TASK GOAL -
Starting at the line that contains "Give me a plain-text", write out each line through the end of the data below, exactly as it stands. Skip any pictures.

***** RECORDS TO USE

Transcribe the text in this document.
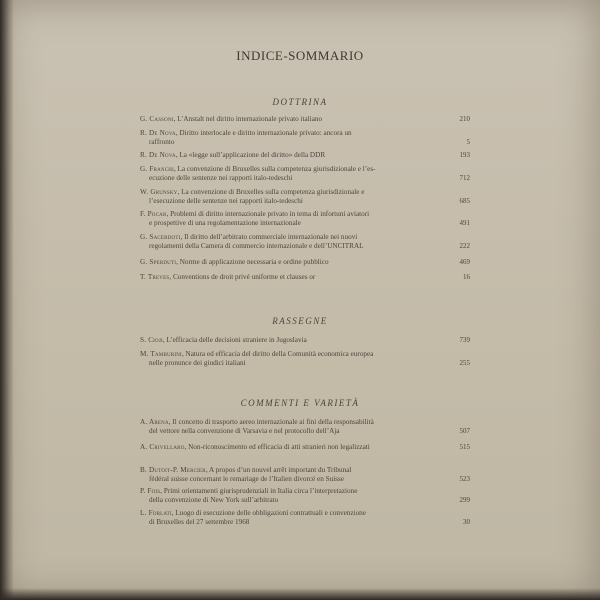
INDICE-SOMMARIO
DOTTRINA
G. Cassoni, L’Anstalt nel diritto internazionale privato italiano	210
R. De Nova, Diritto interlocale e diritto internazionale privato: ancora un
raffronto	5
R. De Nova, La «legge sull’applicazione del diritto» della DDR	193
G. Franchi, La convenzione di Bruxelles sulla competenza giurisdizionale e l’es-
ecuzione delle sentenze nei rapporti italo-tedeschi	712
W. Grunsky, La convenzione di Bruxelles sulla competenza giurisdizionale e
l’esecuzione delle sentenze nei rapporti italo-tedeschi	685
F. Pocar, Problemi di diritto internazionale privato in tema di infortuni aviatori
e prospettive di una regolamentazione internazionale	491
G. Sacerdoti, Il diritto dell’arbitrato commerciale internazionale nei nuovi
regolamenti della Camera di commercio internazionale e dell’UNCITRAL	222
G. Sperduti, Norme di applicazione necessaria e ordine pubblico	469
T. Treves, Conventions de droit privé uniforme et clauses or	16
RASSEGNE
S. Cioji, L’efficacia delle decisioni straniere in Jugoslavia	739
M. Tamburini, Natura ed efficacia del diritto della Comunità economica europea
nelle pronunce dei giudici italiani	255
COMMENTI E VARIETÀ
A. Arena, Il concetto di trasporto aereo internazionale ai fini della responsabilità
del vettore nella convenzione di Varsavia e nel protocollo dell’Aja	507
A. Crivellaro, Non-riconoscimento ed efficacia di atti stranieri non legalizzati	515
B. Dutoit-P. Mercier, A propos d’un nouvel arrêt important du Tribunal
fédéral suisse concernant le remariage de l’Italien divorcé en Suisse	523
P. Fois, Primi orientamenti giurisprudenziali in Italia circa l’interpretazione
della convenzione di New York sull’arbitrato	299
L. Forlati, Luogo di esecuzione delle obbligazioni contrattuali e convenzione
di Bruxelles del 27 settembre 1968	30
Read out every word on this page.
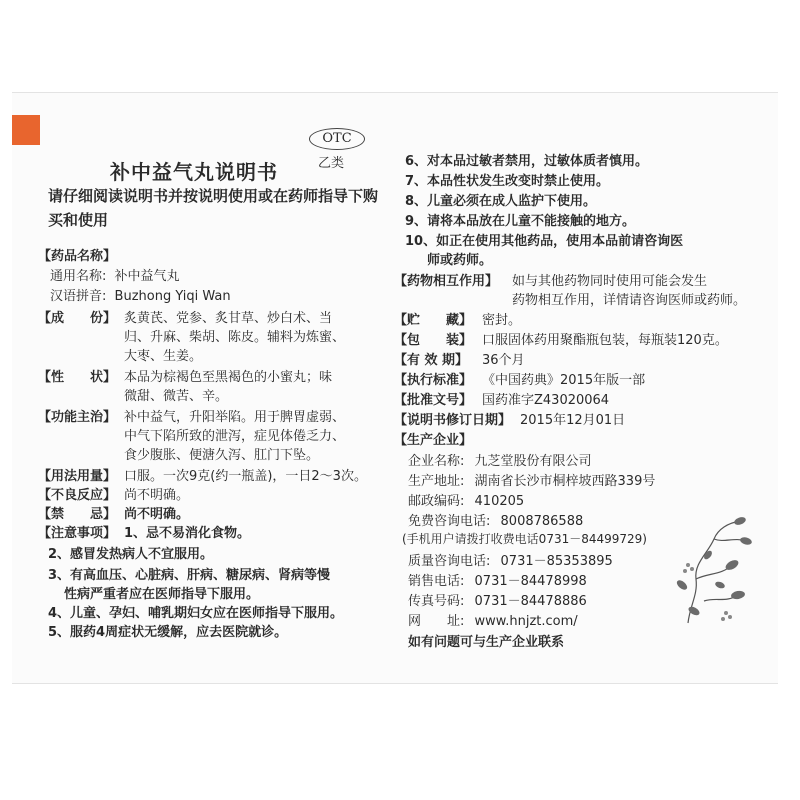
OTC
乙类
补中益气丸说明书
请仔细阅读说明书并按说明使用或在药师指导下购买和使用
【药品名称】
通用名称: 补中益气丸
汉语拼音: Buzhong Yiqi Wan
【成　　份】 炙黄芪、党参、炙甘草、炒白术、当
归、升麻、柴胡、陈皮。辅料为炼蜜、
大枣、生姜。
【性　　状】 本品为棕褐色至黑褐色的小蜜丸；味
微甜、微苦、辛。
【功能主治】 补中益气，升阳举陷。用于脾胃虚弱、
中气下陷所致的泄泻，症见体倦乏力、
食少腹胀、便溏久泻、肛门下坠。
【用法用量】 口服。一次9克(约一瓶盖)，一日2～3次。
【不良反应】 尚不明确。
【禁　　忌】 尚不明确。
【注意事项】 1、忌不易消化食物。
2、感冒发热病人不宜服用。
3、有高血压、心脏病、肝病、糖尿病、肾病等慢
性病严重者应在医师指导下服用。
4、儿童、孕妇、哺乳期妇女应在医师指导下服用。
5、服药4周症状无缓解，应去医院就诊。
6、对本品过敏者禁用，过敏体质者慎用。
7、本品性状发生改变时禁止使用。
8、儿童必须在成人监护下使用。
9、请将本品放在儿童不能接触的地方。
10、如正在使用其他药品，使用本品前请咨询医
师或药师。
【药物相互作用】 如与其他药物同时使用可能会发生
药物相互作用，详情请咨询医师或药师。
【贮　　藏】 密封。
【包　　装】 口服固体药用聚酯瓶包装，每瓶装120克。
【有 效 期】 36个月
【执行标准】 《中国药典》2015年版一部
【批准文号】 国药准字Z43020064
【说明书修订日期】 2015年12月01日
【生产企业】
企业名称: 九芝堂股份有限公司
生产地址: 湖南省长沙市桐梓坡西路339号
邮政编码: 410205
免费咨询电话: 8008786588
(手机用户请拨打收费电话0731－84499729)
质量咨询电话: 0731－85353895
销售电话: 0731－84478998
传真号码: 0731－84478886
网　　址: www.hnjzt.com/
如有问题可与生产企业联系
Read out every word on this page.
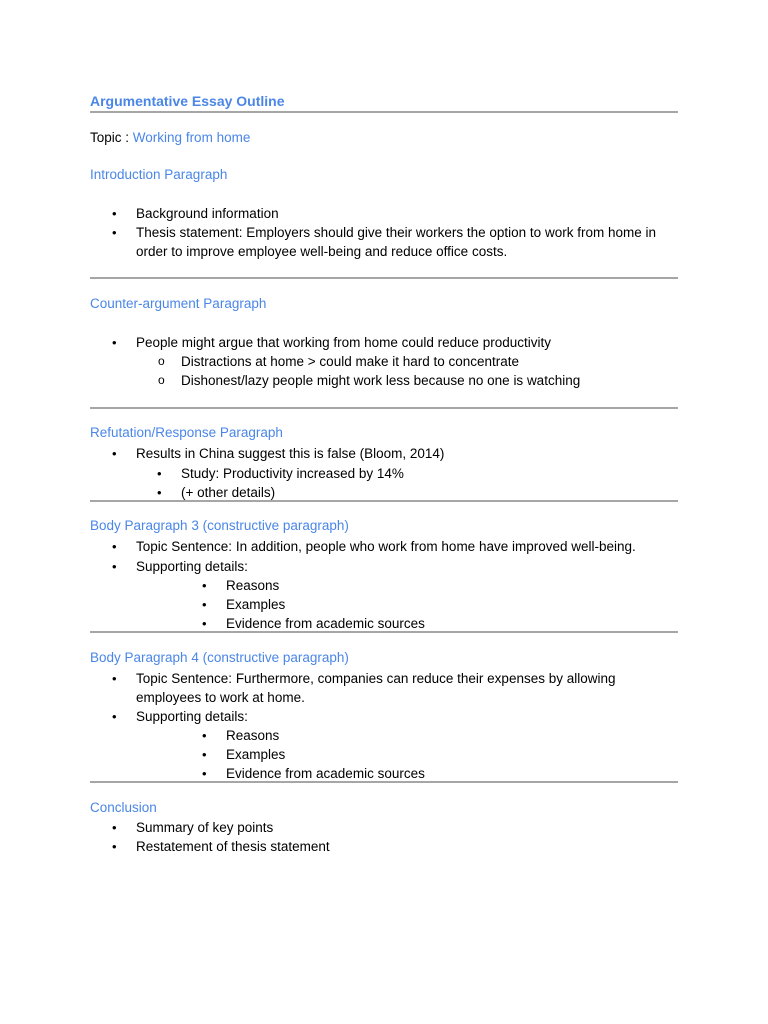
Argumentative Essay Outline
Topic : Working from home
Introduction Paragraph
• Background information
• Thesis statement: Employers should give their workers the option to work from home in order to improve employee well-being and reduce office costs.
Counter-argument Paragraph
• People might argue that working from home could reduce productivity
o Distractions at home > could make it hard to concentrate
o Dishonest/lazy people might work less because no one is watching
Refutation/Response Paragraph
• Results in China suggest this is false (Bloom, 2014)
• Study: Productivity increased by 14%
• (+ other details)
Body Paragraph 3 (constructive paragraph)
• Topic Sentence: In addition, people who work from home have improved well-being.
• Supporting details:
• Reasons
• Examples
• Evidence from academic sources
Body Paragraph 4 (constructive paragraph)
• Topic Sentence: Furthermore, companies can reduce their expenses by allowing employees to work at home.
• Supporting details:
• Reasons
• Examples
• Evidence from academic sources
Conclusion
• Summary of key points
• Restatement of thesis statement
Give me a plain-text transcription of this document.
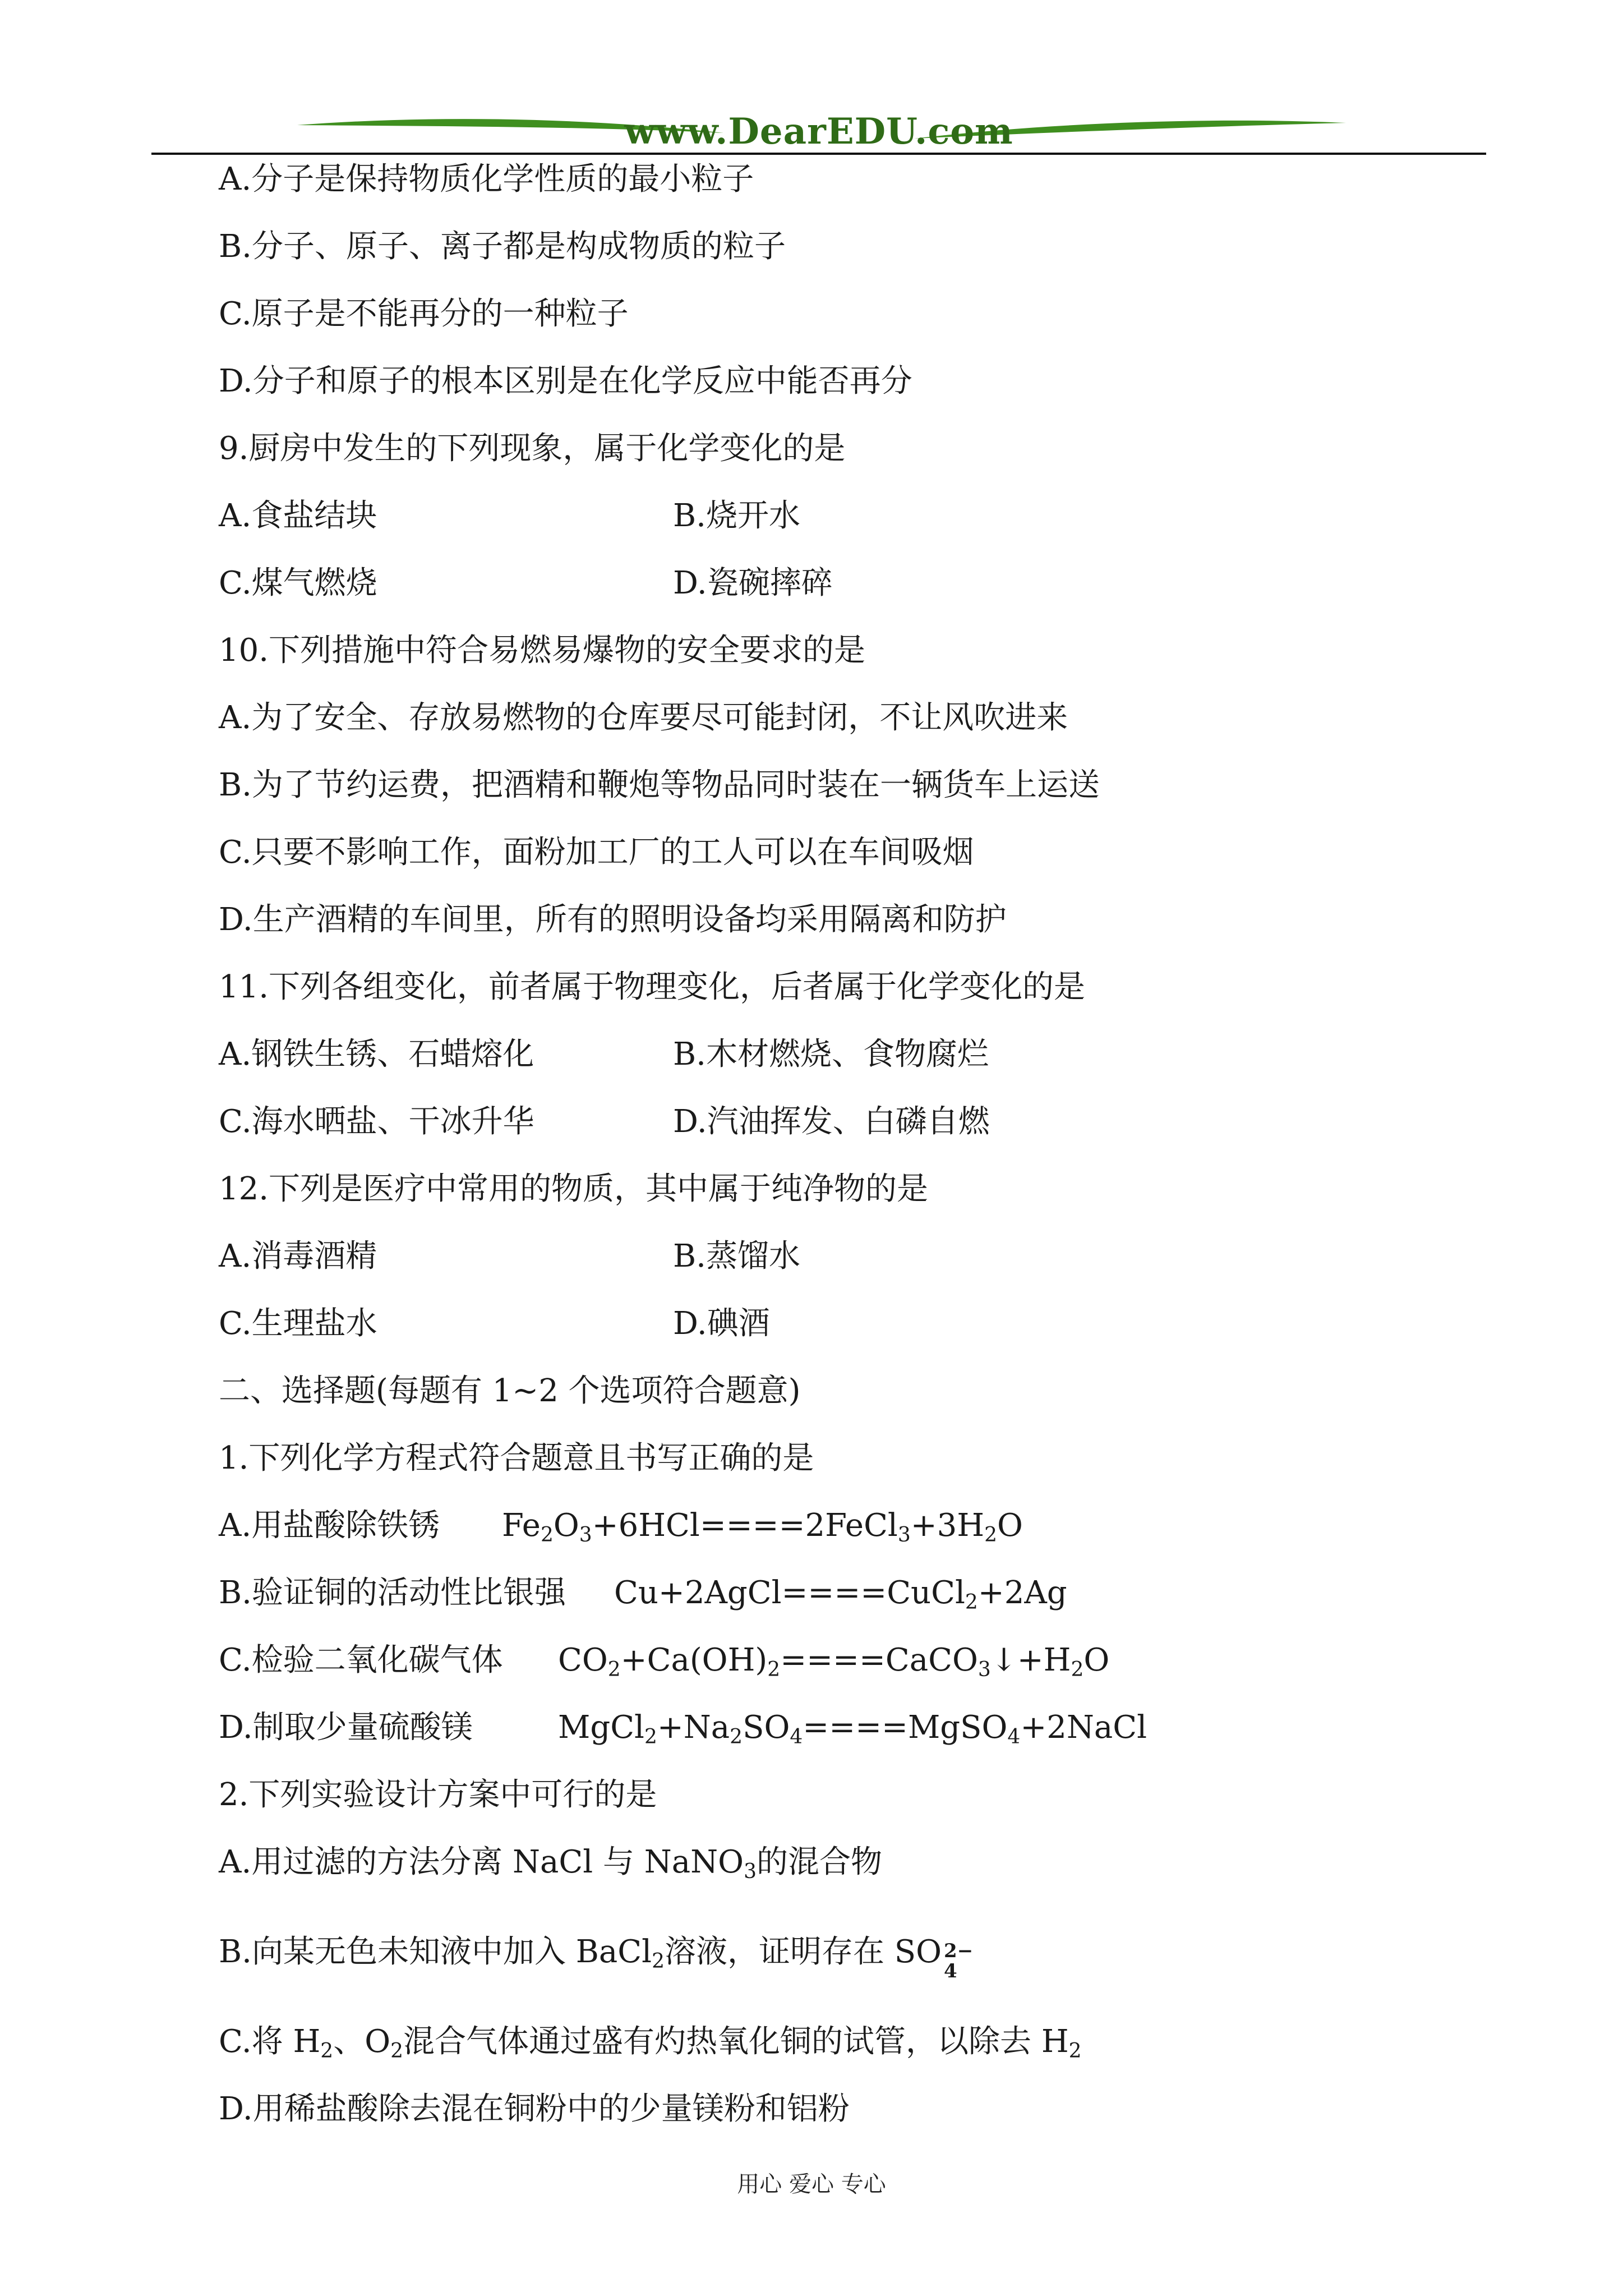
www.DearEDU.com
A.分子是保持物质化学性质的最小粒子
B.分子、原子、离子都是构成物质的粒子
C.原子是不能再分的一种粒子
D.分子和原子的根本区别是在化学反应中能否再分
9.厨房中发生的下列现象，属于化学变化的是
A.食盐结块	B.烧开水
C.煤气燃烧	D.瓷碗摔碎
10.下列措施中符合易燃易爆物的安全要求的是
A.为了安全、存放易燃物的仓库要尽可能封闭，不让风吹进来
B.为了节约运费，把酒精和鞭炮等物品同时装在一辆货车上运送
C.只要不影响工作，面粉加工厂的工人可以在车间吸烟
D.生产酒精的车间里，所有的照明设备均采用隔离和防护
11.下列各组变化，前者属于物理变化，后者属于化学变化的是
A.钢铁生锈、石蜡熔化	B.木材燃烧、食物腐烂
C.海水晒盐、干冰升华	D.汽油挥发、白磷自燃
12.下列是医疗中常用的物质，其中属于纯净物的是
A.消毒酒精	B.蒸馏水
C.生理盐水	D.碘酒
二、选择题(每题有 1~2 个选项符合题意)
1.下列化学方程式符合题意且书写正确的是
A.用盐酸除铁锈 $Fe_2O_3+6HCl====2FeCl_3+3H_2O$
B.验证铜的活动性比银强 Cu+2AgCl====CuCl$_2$+2Ag
C.检验二氧化碳气体 $CO_2+Ca(OH)_2====CaCO_3↓+H_2O$
D.制取少量硫酸镁	$MgCl_2+Na_2SO_4====MgSO_4+2NaCl$
2.下列实验设计方案中可行的是
A.用过滤的方法分离 NaCl 与 NaNO$_3$的混合物
B.向某无色未知液中加入 BaCl$_2$溶液，证明存在 SO 2−
4
C.将 $H_2$、$O_2$混合气体通过盛有灼热氧化铜的试管，以除去 $H_2$
D.用稀盐酸除去混在铜粉中的少量镁粉和铝粉
用心 爱心 专心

**********

SOLUTION FOR THIS EXERCISE -
Give me a plain-text transcription of this document.
www.DearEDU.com
A.分子是保持物质化学性质的最小粒子
B.分子、原子、离子都是构成物质的粒子
C.原子是不能再分的一种粒子
D.分子和原子的根本区别是在化学反应中能否再分
9.厨房中发生的下列现象，属于化学变化的是
A.食盐结块	B.烧开水
C.煤气燃烧	D.瓷碗摔碎
10.下列措施中符合易燃易爆物的安全要求的是
A.为了安全、存放易燃物的仓库要尽可能封闭，不让风吹进来
B.为了节约运费，把酒精和鞭炮等物品同时装在一辆货车上运送
C.只要不影响工作，面粉加工厂的工人可以在车间吸烟
D.生产酒精的车间里，所有的照明设备均采用隔离和防护
11.下列各组变化，前者属于物理变化，后者属于化学变化的是
A.钢铁生锈、石蜡熔化	B.木材燃烧、食物腐烂
C.海水晒盐、干冰升华	D.汽油挥发、白磷自燃
12.下列是医疗中常用的物质，其中属于纯净物的是
A.消毒酒精	B.蒸馏水
C.生理盐水	D.碘酒
二、选择题(每题有 1~2 个选项符合题意)
1.下列化学方程式符合题意且书写正确的是
A.用盐酸除铁锈 $Fe_2O_3+6HCl====2FeCl_3+3H_2O$
B.验证铜的活动性比银强 Cu+2AgCl====CuCl$_2$+2Ag
C.检验二氧化碳气体 $CO_2+Ca(OH)_2====CaCO_3↓+H_2O$
D.制取少量硫酸镁	$MgCl_2+Na_2SO_4====MgSO_4+2NaCl$
2.下列实验设计方案中可行的是
A.用过滤的方法分离 NaCl 与 NaNO$_3$的混合物
B.向某无色未知液中加入 BaCl$_2$溶液，证明存在 SO 2−
4
C.将 $H_2$、$O_2$混合气体通过盛有灼热氧化铜的试管，以除去 $H_2$
D.用稀盐酸除去混在铜粉中的少量镁粉和铝粉
用心 爱心 专心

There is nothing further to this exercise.